§ What is being asked
Work through the entries that follow and state how many lines contain the word "people". Only the number is wanted.

*** Provided records ***

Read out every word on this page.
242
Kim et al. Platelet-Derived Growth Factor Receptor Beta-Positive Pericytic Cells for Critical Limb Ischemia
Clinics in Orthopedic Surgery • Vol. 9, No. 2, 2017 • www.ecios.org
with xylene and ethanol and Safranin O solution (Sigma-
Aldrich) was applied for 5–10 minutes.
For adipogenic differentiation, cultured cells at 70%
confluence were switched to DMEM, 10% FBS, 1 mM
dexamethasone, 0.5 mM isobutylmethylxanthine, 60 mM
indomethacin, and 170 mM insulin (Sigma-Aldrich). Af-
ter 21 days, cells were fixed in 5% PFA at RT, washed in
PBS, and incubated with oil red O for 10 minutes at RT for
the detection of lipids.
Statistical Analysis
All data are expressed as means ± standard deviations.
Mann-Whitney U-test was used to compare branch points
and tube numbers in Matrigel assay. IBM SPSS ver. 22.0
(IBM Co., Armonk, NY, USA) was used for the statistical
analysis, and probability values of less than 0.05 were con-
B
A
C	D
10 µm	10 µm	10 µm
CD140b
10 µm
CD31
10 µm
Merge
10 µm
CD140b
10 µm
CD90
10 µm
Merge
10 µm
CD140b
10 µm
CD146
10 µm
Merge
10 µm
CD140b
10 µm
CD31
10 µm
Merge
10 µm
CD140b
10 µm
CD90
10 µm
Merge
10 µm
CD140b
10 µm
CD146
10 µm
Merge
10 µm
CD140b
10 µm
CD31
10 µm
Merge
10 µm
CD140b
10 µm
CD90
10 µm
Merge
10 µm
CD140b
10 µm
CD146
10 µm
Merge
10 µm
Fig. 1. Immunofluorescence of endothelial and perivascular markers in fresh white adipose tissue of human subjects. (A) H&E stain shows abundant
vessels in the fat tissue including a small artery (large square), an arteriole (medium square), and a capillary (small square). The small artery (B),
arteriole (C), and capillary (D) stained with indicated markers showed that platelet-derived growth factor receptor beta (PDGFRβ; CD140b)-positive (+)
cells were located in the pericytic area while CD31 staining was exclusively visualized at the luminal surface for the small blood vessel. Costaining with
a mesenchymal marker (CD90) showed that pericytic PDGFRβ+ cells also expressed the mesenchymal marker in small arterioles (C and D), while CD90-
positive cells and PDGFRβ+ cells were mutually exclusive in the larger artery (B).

*** End of Provided records ***
*** Provided records ***

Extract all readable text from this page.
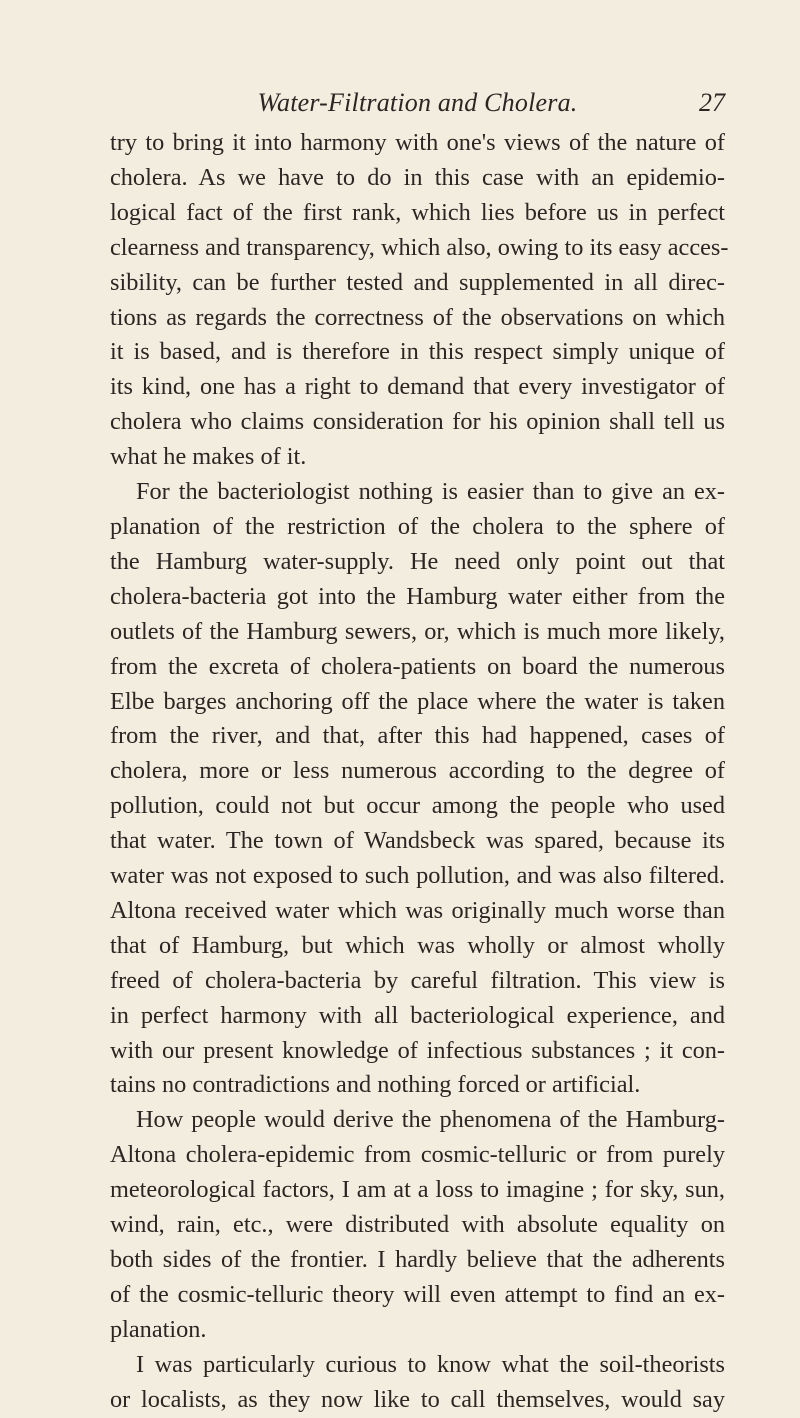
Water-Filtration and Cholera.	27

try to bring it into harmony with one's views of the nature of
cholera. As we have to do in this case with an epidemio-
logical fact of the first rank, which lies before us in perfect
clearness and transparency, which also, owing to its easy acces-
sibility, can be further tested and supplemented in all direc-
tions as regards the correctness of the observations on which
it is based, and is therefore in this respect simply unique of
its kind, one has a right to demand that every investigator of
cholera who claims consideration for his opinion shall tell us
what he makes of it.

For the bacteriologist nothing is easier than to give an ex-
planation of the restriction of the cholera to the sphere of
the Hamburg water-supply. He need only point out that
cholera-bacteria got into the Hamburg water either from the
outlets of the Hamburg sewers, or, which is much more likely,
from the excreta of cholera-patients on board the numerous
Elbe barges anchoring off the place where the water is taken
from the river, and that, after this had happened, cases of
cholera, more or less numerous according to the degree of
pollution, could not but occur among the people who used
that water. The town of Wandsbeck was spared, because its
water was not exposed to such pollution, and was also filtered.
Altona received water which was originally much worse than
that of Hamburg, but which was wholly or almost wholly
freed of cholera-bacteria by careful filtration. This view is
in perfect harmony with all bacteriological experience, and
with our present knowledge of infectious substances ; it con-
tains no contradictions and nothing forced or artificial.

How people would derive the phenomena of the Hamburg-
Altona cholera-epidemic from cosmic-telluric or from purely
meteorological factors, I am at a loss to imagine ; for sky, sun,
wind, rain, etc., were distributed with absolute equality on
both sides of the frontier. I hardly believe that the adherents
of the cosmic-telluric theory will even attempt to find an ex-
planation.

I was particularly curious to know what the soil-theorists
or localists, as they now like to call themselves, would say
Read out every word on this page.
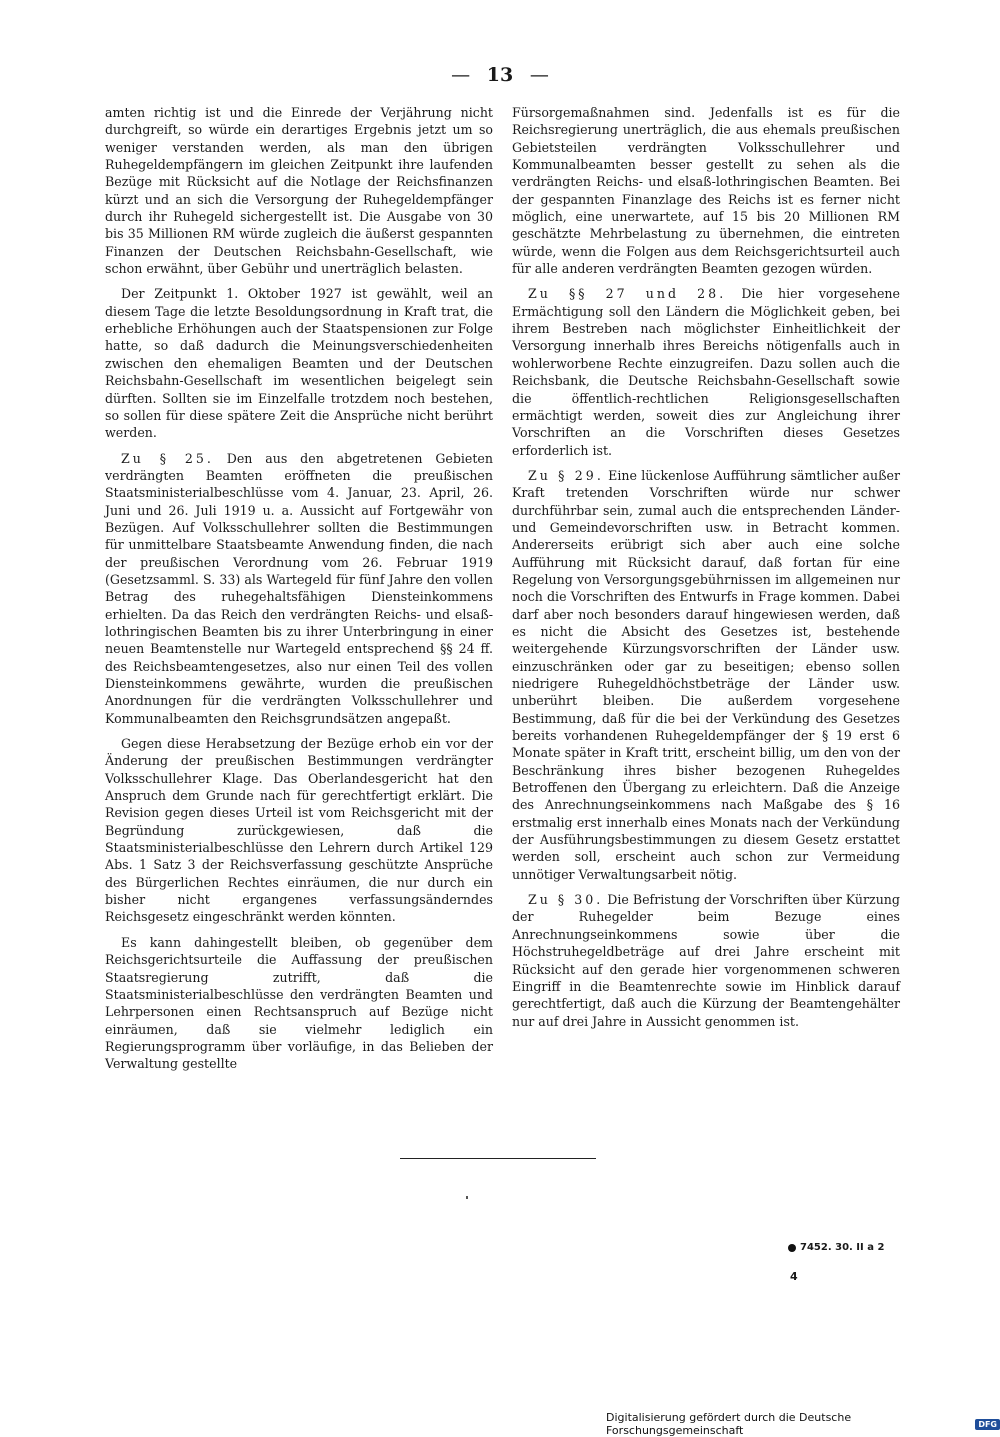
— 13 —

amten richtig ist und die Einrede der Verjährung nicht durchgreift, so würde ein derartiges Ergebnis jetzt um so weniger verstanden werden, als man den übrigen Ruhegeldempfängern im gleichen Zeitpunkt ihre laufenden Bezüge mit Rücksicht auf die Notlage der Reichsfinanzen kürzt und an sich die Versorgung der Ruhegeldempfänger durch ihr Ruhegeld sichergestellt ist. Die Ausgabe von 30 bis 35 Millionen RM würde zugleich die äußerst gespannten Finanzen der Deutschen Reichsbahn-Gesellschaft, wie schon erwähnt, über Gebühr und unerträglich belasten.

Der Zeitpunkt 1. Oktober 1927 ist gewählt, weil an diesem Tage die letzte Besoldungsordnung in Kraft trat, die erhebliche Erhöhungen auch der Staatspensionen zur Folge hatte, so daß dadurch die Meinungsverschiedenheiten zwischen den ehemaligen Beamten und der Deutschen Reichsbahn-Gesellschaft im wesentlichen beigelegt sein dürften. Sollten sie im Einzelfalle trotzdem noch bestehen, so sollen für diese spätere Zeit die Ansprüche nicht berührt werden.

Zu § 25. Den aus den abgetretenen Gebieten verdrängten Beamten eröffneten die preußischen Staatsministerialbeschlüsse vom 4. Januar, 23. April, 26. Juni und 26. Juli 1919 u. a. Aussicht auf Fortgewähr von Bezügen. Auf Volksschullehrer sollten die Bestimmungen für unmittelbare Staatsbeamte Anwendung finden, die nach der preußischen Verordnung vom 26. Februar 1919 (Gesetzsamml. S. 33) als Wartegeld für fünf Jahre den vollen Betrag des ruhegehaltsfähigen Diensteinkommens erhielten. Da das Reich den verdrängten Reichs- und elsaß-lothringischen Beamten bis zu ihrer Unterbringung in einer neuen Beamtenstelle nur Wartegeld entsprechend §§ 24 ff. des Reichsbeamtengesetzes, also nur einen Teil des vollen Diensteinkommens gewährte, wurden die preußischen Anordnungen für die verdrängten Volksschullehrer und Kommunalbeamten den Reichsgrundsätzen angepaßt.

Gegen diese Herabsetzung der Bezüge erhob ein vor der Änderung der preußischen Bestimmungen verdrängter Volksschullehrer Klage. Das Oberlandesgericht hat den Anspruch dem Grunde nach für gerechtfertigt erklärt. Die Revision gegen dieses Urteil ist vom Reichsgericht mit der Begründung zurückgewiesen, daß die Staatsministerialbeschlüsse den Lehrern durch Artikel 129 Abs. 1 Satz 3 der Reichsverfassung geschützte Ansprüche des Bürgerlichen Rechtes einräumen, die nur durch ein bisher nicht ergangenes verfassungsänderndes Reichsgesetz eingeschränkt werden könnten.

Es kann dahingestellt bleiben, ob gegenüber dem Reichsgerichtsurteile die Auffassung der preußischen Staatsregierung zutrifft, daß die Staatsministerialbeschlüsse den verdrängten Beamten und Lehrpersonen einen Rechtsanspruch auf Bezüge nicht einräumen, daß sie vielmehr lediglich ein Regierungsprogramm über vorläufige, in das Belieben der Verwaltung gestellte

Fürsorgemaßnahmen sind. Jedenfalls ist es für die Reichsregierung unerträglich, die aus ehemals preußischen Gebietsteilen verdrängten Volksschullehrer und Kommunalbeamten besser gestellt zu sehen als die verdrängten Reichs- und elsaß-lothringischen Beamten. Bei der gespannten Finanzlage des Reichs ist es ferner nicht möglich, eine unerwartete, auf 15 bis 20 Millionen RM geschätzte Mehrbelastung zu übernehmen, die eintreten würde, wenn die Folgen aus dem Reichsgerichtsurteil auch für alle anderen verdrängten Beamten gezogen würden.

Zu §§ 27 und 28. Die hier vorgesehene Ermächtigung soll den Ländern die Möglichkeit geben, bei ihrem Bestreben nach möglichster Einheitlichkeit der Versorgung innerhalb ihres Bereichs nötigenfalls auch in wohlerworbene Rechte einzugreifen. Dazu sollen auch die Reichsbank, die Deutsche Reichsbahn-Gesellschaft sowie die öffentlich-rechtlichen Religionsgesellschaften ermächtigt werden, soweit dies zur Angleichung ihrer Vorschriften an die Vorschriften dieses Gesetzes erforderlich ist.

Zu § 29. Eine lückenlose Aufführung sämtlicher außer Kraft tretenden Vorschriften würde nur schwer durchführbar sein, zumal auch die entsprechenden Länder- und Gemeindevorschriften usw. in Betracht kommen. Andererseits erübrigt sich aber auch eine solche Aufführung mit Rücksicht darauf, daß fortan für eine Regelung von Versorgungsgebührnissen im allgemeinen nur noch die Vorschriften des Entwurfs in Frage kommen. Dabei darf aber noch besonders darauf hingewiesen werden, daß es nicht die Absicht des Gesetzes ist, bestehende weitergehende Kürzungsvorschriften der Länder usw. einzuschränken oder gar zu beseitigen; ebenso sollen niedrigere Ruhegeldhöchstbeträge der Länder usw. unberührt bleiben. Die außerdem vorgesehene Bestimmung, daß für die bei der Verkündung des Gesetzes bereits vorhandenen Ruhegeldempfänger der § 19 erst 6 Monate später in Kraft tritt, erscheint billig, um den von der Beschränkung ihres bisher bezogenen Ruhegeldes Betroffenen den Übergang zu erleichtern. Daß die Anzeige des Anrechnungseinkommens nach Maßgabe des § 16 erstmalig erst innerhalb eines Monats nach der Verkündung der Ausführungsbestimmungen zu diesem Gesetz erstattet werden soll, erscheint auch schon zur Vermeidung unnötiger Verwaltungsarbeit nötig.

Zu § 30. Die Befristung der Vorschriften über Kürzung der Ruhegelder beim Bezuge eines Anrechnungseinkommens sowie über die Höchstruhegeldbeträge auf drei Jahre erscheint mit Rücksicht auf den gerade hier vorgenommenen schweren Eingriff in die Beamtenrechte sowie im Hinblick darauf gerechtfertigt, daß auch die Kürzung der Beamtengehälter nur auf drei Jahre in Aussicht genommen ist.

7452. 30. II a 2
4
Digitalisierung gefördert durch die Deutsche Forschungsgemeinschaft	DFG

*** End of Provided records ***

§ Problem solution
2